Given instruction 1 | Pull out every line of the records that contains the string "xvqqb". Matching is case-sensitive.

Extract provided |
+===+

The documentary covers issues an artist will encounter when using material ‘found in reality’ and regarding visual image copyright and distribution when the image contains persons and their rights. There are forms of explicit consent required for specific further use of the images, beyond merely collecting them.

It explodes the myths regarding the right to use images or footage from crowd scenes, namely the ‘Five or more persons’ myth.

Louisa Specht, Personality Rights Expert, ZAR Karlsruhe: The ʽ5 Person Myth’ doesn’t exist as a law. I am allowed to record parades and demonstrations without the agreement of the depicted people, but when an individual stands out from the crowd this exception doesn’t apply anymore.”

It also dissects what is essentially art and public property – such as whether an individual can claim rights over an image that contains elements of earlier appropriation, whether those are actions or personal style, or the context of their appearance and behaviour. The argument over ‘fair use’ has grounds in whether art inspired by individuals and scenes found in reality, whose own inspiration for image is inspired by earlier identifiable arts and personality icons, can even be claimed as a private or personal image in any new context that an artistically-revised version gives it.

Felix Stalder, Professor of Digital Culture and Net Theory in Zurich: The owner has to be aware that he takes or that she has taken from the public – so he/she has to grant the public also the right to take from him/her.”

Something that’s inspired me in the past is the trend on Youtube for re-edits of trailers and movie clips, by fans. My brothers and I used to do our own re-dubbed voice-overs for Star Trek when we were kids, on an ancient VHS rental with a Play/Rec/Dub setting. Must have been the earliest invented!

For example, I published my parody The Zombie Adventures of Sarah Bellum after writing it chapter-by-chapter on my blog, linking to movie scenes that were my muses and mashed-up music remixes on Youtube. I wanted to show where my influences lay. While searching for the scenes, with the most popular ones I would come across dozens of alternate versions in a creative online explosion, similar to the demographic portrayed by the ʽspawn’ of Kneecam No.1.

I don’t just mean ‘re-edits’ as in, a fan’s favourite bits of the movie put together as a tribute or slideshow. I mean where they’ve used the original as an artistic prompt, and changed the implied genre, or storyline, as a transformative work. Look up the political-thrillerised version of Splash’. That’s really creative, and the great thing about Youtube is everyone can share and appreciate a different slant on what Hollywood does.

+===+

Information supplied |
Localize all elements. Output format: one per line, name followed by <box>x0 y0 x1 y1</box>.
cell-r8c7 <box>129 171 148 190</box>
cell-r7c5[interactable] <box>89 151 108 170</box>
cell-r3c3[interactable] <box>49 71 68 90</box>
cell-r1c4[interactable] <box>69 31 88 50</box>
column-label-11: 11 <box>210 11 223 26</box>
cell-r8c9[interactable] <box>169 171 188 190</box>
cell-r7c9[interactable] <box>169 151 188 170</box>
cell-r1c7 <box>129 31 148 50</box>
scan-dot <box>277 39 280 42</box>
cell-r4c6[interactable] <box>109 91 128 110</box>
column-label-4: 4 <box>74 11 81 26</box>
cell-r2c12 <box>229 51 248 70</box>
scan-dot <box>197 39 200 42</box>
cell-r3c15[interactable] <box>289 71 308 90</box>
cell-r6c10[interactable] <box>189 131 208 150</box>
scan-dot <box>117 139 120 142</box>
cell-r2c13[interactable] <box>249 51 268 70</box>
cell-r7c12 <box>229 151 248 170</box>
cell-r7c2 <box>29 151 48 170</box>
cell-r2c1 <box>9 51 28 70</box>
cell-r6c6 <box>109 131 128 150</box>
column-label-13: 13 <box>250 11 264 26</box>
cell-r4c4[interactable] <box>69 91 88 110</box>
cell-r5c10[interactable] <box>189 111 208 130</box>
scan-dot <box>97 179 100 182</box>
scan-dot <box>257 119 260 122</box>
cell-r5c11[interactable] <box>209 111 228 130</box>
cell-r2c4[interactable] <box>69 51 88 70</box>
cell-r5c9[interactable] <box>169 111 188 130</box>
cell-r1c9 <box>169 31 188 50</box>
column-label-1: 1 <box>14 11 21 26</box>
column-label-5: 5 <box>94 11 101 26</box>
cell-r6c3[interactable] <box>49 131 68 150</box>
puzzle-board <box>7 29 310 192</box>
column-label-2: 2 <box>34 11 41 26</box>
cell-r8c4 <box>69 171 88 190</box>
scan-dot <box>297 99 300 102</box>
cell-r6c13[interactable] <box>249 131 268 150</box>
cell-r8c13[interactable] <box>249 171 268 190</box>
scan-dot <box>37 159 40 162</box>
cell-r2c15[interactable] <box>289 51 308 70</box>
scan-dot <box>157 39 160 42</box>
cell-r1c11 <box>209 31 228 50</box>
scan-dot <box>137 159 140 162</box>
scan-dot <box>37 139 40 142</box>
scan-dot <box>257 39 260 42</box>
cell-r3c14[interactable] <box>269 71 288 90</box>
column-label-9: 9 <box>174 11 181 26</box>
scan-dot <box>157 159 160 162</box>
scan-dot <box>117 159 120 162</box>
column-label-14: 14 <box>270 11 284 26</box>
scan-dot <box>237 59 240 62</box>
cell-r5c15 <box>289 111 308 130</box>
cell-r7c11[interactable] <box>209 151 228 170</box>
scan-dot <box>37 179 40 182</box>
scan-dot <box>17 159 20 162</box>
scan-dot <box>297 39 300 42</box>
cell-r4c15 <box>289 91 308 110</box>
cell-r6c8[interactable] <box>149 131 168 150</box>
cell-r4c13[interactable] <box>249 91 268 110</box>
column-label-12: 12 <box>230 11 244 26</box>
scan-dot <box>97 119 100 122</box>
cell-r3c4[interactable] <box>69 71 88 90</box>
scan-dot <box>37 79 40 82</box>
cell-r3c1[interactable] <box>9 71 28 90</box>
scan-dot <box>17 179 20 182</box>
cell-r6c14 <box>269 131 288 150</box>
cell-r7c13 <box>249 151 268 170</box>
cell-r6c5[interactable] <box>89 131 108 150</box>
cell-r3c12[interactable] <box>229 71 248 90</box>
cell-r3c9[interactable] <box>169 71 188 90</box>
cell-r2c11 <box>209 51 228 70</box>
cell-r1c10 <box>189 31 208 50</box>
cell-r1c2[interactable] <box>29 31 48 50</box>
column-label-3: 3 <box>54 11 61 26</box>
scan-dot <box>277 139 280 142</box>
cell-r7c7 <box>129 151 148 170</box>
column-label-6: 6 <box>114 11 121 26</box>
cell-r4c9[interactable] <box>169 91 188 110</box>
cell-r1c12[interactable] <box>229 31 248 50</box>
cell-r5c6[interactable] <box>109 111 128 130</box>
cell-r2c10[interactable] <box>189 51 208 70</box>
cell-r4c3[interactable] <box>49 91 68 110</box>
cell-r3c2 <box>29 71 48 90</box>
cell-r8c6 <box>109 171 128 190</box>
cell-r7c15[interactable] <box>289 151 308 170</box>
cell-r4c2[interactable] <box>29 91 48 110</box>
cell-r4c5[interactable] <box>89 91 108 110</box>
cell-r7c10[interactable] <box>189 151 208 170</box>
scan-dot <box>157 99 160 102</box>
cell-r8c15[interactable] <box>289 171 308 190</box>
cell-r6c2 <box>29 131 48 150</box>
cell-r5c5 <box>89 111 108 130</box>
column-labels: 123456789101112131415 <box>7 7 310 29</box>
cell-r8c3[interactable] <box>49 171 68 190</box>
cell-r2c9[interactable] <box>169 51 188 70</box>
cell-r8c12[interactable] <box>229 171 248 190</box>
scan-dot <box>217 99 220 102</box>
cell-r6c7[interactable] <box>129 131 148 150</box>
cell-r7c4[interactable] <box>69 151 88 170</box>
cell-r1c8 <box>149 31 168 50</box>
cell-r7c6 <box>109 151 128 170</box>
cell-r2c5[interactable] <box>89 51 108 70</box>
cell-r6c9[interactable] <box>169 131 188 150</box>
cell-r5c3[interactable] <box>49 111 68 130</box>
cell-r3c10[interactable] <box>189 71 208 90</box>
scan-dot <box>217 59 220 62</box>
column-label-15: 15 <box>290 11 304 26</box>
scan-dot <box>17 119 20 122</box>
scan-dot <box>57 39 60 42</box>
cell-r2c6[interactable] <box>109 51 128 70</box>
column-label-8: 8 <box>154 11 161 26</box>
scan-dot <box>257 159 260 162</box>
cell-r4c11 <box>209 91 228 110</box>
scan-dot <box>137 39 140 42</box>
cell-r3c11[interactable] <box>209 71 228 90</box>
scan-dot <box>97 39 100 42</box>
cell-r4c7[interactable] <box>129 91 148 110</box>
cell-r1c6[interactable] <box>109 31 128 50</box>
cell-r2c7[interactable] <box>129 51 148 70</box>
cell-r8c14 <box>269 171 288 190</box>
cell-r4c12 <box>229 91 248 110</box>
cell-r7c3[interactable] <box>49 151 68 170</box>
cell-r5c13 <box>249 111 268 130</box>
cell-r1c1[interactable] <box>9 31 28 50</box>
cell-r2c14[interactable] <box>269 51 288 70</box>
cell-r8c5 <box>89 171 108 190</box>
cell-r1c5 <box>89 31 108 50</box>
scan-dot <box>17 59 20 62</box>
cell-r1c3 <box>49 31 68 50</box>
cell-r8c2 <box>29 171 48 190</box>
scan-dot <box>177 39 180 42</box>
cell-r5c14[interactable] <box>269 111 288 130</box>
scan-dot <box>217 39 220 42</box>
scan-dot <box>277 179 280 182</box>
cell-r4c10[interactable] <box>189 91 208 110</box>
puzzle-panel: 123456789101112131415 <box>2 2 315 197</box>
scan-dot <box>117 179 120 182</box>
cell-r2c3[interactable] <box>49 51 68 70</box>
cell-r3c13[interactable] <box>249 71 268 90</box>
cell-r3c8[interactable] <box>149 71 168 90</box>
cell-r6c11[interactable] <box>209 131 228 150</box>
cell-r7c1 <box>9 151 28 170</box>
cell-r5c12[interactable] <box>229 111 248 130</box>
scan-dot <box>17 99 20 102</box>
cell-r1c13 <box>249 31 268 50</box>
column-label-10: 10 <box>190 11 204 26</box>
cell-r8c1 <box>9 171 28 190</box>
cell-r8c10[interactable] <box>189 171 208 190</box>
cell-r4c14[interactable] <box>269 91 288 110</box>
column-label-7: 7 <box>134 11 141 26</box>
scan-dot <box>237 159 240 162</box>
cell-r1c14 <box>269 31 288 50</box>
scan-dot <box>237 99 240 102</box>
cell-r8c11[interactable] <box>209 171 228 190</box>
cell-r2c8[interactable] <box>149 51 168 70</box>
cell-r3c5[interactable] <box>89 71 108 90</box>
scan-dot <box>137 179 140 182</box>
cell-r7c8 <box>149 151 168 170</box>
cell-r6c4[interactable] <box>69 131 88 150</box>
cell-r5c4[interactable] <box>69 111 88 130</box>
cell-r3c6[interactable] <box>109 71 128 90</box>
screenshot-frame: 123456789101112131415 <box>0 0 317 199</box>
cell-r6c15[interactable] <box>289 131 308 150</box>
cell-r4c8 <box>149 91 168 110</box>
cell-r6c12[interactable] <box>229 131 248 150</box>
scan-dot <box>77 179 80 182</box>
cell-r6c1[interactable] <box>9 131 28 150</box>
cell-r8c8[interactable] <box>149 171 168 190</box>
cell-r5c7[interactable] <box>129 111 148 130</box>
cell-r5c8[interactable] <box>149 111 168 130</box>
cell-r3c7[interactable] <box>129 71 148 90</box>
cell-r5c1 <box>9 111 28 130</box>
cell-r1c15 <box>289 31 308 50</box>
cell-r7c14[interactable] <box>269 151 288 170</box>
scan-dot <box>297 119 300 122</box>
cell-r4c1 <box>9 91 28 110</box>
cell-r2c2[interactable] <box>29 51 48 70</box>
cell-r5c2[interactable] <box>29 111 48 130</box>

+===+

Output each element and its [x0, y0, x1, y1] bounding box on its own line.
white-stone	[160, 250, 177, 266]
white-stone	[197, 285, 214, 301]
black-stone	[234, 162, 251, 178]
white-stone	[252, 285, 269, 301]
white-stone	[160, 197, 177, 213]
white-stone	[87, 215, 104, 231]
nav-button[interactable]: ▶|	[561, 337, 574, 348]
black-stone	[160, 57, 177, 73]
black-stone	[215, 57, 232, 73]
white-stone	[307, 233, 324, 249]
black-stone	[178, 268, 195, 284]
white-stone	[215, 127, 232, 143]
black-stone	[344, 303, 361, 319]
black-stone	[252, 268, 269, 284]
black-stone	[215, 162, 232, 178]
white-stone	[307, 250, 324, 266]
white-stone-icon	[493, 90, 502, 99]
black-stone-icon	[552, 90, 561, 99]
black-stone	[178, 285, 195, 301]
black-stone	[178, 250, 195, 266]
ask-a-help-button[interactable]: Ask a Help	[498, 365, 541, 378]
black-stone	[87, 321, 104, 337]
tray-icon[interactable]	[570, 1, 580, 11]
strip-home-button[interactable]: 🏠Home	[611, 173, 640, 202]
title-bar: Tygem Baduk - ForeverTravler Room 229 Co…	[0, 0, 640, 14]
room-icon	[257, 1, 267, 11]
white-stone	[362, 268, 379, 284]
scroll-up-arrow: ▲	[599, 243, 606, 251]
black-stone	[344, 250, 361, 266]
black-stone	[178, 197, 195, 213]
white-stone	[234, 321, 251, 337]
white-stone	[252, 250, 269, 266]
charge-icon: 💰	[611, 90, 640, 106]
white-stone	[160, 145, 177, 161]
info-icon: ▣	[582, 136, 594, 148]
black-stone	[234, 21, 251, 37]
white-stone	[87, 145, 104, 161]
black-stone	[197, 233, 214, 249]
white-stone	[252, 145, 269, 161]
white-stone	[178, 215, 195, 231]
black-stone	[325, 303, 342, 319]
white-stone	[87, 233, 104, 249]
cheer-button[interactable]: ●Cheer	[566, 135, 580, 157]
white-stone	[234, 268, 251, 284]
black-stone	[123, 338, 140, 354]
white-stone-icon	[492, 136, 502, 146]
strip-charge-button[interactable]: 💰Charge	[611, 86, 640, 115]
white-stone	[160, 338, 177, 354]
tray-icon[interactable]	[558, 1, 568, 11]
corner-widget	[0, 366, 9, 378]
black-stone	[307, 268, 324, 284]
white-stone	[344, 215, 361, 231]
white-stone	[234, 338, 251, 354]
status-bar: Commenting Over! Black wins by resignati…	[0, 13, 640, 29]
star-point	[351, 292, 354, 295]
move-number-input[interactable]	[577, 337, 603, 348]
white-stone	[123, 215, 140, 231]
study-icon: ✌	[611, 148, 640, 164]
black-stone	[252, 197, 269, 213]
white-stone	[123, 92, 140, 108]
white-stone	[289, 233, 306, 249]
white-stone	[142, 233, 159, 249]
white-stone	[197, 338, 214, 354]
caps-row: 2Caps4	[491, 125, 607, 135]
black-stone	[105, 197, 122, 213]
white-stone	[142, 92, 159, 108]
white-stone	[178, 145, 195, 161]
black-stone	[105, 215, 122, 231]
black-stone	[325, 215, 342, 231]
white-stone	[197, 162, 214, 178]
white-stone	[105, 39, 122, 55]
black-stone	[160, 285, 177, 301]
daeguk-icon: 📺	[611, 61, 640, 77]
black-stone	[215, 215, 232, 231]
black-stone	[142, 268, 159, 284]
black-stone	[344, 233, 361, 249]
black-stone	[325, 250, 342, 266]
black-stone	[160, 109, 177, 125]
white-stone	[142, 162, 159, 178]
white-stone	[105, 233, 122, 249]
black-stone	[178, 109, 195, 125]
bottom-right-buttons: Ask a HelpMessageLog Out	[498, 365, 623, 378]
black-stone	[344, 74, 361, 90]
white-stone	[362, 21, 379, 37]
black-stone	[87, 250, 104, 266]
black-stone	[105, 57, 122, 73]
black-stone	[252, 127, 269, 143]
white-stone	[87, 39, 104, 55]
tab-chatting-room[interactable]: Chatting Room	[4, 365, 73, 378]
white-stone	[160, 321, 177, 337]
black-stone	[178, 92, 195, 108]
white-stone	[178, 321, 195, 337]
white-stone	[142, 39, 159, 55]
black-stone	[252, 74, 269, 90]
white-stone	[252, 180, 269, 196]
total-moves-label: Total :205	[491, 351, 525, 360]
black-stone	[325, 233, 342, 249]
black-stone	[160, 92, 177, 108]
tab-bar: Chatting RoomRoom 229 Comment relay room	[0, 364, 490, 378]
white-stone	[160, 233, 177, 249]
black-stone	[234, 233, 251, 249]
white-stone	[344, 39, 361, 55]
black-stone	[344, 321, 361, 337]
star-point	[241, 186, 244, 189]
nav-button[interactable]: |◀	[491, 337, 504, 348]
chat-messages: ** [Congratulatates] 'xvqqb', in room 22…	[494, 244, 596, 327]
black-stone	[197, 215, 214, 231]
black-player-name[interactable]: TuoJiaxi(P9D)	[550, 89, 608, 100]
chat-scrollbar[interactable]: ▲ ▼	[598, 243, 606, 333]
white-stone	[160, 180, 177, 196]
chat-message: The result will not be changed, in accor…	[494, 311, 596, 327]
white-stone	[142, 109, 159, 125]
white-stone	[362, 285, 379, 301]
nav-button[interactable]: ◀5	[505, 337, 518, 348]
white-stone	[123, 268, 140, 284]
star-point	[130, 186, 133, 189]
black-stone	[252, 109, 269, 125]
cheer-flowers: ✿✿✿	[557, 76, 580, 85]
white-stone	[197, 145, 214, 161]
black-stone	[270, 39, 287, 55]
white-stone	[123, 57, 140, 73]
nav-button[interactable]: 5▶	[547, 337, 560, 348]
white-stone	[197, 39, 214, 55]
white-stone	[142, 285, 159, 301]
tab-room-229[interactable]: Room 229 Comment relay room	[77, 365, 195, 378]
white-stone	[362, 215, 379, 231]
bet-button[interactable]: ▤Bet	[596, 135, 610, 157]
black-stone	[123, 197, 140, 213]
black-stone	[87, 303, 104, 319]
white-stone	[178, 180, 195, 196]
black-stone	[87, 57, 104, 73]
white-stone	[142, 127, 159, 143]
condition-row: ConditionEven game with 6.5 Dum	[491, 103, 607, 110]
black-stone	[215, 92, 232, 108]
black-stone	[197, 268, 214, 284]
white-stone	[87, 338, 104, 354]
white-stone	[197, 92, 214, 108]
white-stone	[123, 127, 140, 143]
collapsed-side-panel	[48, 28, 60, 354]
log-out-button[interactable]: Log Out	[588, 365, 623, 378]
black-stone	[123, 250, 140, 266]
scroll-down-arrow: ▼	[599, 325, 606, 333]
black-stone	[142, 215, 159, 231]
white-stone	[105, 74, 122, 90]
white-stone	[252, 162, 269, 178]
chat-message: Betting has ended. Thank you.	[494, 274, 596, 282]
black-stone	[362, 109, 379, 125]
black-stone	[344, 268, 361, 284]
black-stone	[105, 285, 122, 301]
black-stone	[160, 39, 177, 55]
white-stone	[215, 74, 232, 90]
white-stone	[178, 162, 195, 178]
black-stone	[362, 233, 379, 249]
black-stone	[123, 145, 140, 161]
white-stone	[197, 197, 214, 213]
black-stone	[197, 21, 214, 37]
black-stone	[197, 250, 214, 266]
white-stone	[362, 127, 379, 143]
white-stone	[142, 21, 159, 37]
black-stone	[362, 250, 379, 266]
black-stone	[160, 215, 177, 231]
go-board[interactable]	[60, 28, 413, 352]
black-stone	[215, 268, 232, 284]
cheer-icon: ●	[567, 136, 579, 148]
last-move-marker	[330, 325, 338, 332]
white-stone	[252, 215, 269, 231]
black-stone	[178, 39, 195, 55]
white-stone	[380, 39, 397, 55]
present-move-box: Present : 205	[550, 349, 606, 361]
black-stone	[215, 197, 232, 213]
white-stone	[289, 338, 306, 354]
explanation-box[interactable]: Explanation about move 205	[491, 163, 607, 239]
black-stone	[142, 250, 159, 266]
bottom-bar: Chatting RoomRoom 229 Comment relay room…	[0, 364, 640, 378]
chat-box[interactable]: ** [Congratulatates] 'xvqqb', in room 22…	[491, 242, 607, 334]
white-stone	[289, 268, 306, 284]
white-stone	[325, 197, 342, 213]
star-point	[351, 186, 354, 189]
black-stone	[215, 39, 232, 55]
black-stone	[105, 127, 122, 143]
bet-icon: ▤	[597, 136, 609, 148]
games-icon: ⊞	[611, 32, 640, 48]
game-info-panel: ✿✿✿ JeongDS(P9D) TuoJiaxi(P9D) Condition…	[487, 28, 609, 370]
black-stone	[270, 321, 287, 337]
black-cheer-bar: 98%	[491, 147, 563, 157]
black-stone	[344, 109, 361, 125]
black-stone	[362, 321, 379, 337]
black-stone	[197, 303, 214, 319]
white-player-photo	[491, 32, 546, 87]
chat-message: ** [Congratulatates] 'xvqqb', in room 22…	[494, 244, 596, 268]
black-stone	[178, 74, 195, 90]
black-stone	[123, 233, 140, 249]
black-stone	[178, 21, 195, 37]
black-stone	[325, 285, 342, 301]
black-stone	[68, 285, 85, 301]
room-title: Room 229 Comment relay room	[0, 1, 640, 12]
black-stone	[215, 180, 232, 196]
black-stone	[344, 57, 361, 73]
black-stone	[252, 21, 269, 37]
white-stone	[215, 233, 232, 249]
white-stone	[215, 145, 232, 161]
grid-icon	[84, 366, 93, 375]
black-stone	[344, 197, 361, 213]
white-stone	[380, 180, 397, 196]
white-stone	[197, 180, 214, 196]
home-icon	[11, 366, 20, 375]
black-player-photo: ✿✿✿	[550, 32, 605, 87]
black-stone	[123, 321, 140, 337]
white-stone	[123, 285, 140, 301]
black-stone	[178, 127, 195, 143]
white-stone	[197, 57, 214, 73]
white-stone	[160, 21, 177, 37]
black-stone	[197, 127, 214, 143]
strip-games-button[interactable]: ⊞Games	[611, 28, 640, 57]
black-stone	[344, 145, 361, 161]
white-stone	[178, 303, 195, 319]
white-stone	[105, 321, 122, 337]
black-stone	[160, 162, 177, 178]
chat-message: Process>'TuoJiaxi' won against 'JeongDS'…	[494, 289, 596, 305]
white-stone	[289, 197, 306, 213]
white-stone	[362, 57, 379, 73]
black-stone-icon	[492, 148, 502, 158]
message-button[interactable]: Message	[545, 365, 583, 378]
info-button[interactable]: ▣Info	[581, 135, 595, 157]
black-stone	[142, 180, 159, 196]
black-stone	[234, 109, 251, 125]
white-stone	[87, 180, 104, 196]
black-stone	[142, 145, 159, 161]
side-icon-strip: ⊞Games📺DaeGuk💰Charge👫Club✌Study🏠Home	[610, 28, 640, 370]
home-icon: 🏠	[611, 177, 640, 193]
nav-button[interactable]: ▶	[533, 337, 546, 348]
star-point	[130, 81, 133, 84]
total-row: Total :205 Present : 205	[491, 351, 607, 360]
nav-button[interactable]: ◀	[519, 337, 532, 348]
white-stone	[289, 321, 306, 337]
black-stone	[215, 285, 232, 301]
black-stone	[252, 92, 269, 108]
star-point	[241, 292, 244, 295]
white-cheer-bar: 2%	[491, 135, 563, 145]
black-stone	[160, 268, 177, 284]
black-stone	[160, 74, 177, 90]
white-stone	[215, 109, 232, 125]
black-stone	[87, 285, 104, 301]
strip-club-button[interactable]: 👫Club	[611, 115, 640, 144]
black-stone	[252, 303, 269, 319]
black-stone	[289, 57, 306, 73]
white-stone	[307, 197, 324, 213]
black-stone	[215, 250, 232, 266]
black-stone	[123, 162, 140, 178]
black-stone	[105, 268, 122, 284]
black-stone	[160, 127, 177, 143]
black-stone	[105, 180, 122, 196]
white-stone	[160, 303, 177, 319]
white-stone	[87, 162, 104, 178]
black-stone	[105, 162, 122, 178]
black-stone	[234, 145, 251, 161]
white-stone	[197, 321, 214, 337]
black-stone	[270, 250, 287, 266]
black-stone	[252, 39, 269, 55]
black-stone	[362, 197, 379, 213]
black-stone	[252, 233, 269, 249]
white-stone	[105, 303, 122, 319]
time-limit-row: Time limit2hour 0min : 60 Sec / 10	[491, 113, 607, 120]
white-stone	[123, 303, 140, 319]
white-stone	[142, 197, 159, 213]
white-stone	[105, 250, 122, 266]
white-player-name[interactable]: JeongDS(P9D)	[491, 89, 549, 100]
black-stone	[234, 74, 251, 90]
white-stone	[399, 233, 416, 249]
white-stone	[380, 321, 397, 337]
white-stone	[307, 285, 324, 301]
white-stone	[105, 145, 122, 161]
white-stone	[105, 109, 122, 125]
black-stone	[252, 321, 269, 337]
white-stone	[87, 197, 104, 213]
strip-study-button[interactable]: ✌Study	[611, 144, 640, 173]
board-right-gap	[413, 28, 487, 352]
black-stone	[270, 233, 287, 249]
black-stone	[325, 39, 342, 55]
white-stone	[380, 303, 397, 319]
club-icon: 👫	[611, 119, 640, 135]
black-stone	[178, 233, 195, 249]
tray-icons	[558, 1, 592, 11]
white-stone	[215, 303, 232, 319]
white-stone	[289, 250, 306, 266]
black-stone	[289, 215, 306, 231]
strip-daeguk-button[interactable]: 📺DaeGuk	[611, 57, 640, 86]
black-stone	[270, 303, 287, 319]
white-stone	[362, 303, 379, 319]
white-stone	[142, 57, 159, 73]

+===+

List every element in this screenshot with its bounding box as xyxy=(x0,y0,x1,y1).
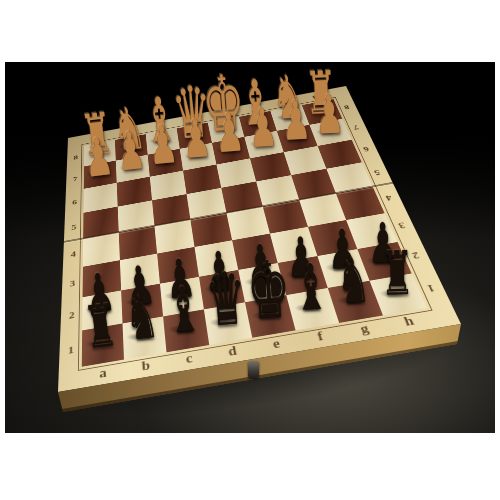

+===+

Given instruction 2 | Write the next part of the piece on image rights and fan re-edits, picking up after its final sentence.

Exercise output 1 |
chat-messages: ** [Congratulatates] 'xvqqb', in room 22…	[494, 244, 596, 327]
chat-box[interactable]: ** [Congratulatates] 'xvqqb', in room 22…	[491, 242, 607, 334]
chat-message: ** [Congratulatates] 'xvqqb', in room 22…	[494, 244, 596, 268]

Exercise output 2 |
And completely reinvented mash-ups, taking an existing concept and changing the context, like the re-imagined works initiated by Subrealic, aka Matthias Fritsch. One example is Youtube uploader Ryan (user name: nigahiga), known for a spoof of the social media game Candy Crush Saga by re-inventing it and shooting it as a Hollywood movie trailer.

It has been done in books already – most notably with Death Comes to Pemberley’ by P.D. James, and Pride and Prejudice and Zombies’ by Seth Grahame-Smith.

Two different interpretations of the same Jane Austen romance. James took the original characters from Pride and Prejudice’ but not the original book or prose, and penned a murder mystery in place of a happy ever after – but her imitation of Austen’s style is spot on, so it is the genre which has changed, but not the voice as such.

Grahame-Smith took the original text – legally, as it is in the ‘public domain’ meaning out of copyright worldwide (literary copyright expires in most countries at the wonderful-sounding date of death [of the author] + 70 years’ or in a few cases death [author] + 100 years’) – and added butt-kicking martial artist zombie-killer action to it.

If you plan to do similar, as in either of these examples, make sure the original content you are planning on mashing up is in the ‘public domain’ (as defined by the time-spans above). Public domain does NOT mean ‘the characters have been discussed in the Daily Mail’ or that they have fan pages on Facebook, or profiles on Wiki. One thing I was asked about by a cover artist – no, images on WikiCommons are not ‘public domain’ – they are provided for contextual use only.

Be wary of falling into the trap of assuming ALL books who fulfil the ‘date of death of the author’ are in public domain. Estates are often set up for prolific or famous authors – for example, the late British author Arthur Ransome.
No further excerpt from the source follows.